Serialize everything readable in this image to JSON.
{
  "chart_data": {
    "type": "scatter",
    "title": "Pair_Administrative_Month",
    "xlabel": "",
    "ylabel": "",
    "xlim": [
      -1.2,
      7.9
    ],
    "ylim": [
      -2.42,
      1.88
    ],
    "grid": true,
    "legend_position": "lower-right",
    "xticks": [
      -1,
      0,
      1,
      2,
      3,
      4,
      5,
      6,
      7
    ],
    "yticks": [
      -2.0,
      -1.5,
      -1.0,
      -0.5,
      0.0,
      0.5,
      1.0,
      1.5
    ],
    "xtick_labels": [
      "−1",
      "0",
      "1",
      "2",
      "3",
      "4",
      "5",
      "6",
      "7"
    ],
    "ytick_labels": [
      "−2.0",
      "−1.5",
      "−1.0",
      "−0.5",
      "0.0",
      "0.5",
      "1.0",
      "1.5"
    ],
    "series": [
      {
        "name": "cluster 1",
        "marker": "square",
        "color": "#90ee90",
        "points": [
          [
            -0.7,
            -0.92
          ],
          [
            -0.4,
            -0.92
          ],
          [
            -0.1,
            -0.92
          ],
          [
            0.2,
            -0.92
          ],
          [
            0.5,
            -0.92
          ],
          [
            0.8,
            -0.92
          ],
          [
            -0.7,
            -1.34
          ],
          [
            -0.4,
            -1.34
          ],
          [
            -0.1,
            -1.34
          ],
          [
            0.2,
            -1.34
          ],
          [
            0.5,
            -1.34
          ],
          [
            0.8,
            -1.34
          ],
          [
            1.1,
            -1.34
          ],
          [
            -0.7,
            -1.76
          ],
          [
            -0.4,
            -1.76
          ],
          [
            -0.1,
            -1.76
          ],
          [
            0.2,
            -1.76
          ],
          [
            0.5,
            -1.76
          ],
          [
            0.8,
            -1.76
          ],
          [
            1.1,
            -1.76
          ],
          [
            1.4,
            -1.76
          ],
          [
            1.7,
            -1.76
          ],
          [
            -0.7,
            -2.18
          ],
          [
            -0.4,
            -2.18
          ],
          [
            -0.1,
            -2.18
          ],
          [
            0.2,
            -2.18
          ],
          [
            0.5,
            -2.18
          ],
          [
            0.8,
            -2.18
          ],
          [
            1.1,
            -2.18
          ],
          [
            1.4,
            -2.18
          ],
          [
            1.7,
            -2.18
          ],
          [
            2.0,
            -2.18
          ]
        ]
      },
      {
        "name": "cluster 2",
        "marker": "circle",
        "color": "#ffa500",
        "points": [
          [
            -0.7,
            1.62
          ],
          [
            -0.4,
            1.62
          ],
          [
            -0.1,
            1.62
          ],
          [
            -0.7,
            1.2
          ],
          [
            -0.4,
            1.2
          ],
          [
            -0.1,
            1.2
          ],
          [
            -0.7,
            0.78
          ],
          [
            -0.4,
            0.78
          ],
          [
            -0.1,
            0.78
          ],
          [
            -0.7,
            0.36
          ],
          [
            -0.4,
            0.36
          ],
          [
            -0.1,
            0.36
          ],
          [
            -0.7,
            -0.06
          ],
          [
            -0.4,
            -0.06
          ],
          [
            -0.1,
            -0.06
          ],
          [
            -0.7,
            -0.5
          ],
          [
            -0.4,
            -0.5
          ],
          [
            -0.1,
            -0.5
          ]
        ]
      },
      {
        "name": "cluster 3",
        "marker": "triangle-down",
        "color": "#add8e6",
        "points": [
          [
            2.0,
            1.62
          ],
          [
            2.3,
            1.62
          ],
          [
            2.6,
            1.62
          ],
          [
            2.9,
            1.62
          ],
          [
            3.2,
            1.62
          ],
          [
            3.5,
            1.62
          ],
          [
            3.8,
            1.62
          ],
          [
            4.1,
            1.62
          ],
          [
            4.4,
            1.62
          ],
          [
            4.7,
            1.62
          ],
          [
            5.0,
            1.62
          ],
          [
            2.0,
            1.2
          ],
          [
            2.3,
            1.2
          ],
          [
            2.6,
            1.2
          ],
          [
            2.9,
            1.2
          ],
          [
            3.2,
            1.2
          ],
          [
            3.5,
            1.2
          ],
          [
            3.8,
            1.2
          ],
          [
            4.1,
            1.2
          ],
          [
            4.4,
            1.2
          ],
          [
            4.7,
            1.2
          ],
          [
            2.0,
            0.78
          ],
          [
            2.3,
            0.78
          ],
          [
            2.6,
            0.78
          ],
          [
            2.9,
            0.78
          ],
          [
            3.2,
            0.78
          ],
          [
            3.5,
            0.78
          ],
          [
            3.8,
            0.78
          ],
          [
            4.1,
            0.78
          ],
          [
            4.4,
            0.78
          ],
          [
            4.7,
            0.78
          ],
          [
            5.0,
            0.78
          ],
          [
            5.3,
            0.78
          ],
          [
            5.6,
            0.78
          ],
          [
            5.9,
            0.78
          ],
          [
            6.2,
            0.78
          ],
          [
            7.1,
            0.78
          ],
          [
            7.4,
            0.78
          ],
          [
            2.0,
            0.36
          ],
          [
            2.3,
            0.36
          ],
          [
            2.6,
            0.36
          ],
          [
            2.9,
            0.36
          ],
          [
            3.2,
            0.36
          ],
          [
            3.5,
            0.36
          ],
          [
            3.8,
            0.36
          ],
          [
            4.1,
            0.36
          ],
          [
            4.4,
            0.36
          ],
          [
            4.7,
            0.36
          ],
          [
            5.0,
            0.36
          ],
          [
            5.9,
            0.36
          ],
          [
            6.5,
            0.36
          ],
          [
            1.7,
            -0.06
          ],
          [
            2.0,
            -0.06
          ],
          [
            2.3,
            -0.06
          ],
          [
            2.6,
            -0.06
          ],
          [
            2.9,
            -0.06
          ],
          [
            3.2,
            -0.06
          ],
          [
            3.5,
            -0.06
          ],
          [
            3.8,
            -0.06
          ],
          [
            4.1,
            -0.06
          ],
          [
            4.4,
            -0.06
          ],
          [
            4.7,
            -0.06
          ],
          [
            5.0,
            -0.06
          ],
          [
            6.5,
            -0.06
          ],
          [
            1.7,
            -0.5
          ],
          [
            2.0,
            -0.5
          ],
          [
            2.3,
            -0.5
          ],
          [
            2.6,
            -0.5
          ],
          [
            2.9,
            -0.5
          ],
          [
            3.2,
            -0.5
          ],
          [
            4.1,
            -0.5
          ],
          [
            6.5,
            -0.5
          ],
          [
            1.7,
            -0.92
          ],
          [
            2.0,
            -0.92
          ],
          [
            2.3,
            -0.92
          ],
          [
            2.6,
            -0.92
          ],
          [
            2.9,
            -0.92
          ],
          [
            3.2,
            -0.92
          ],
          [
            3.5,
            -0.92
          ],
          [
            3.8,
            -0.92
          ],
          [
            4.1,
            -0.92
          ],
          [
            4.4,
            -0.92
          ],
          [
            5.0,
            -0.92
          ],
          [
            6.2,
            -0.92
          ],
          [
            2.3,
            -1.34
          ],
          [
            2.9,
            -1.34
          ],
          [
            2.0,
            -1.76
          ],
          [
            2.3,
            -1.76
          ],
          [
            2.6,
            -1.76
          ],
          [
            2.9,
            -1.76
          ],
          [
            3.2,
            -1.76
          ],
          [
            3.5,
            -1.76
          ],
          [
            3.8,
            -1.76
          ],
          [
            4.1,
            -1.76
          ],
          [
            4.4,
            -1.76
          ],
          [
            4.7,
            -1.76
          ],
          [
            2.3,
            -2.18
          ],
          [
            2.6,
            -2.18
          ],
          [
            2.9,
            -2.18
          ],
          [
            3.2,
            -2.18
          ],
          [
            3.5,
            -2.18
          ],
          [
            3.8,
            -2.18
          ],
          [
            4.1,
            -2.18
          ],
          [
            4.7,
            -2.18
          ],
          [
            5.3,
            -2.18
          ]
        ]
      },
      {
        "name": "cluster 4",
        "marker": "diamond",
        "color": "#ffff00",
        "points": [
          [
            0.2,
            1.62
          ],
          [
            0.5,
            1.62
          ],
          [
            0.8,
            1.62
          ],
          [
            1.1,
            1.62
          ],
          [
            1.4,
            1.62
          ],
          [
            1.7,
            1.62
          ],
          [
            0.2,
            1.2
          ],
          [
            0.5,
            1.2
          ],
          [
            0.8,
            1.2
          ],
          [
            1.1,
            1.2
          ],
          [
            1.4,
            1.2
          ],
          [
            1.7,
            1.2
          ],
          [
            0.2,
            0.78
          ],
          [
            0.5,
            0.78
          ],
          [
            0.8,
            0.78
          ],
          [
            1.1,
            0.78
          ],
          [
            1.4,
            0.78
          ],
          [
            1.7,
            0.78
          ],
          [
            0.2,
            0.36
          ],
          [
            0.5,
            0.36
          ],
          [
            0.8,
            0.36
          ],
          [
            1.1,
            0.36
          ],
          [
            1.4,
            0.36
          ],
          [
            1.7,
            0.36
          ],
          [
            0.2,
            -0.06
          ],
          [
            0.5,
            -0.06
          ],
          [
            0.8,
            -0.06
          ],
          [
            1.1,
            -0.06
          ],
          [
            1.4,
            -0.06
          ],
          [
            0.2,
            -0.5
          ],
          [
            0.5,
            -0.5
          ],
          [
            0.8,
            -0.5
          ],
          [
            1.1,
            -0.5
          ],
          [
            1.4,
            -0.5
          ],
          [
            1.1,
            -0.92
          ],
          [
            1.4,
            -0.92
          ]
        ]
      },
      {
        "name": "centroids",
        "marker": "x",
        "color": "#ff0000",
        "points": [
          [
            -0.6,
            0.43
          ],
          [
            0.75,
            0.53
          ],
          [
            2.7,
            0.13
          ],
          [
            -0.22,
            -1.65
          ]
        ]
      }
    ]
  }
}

____________________

> OBJECTIVE:
Gather each line of the records holding the string "marker".

> EXERCISE OUTPUT:
        "marker": "square",
        "marker": "circle",
        "marker": "triangle-down",
        "marker": "diamond",
        "marker": "x",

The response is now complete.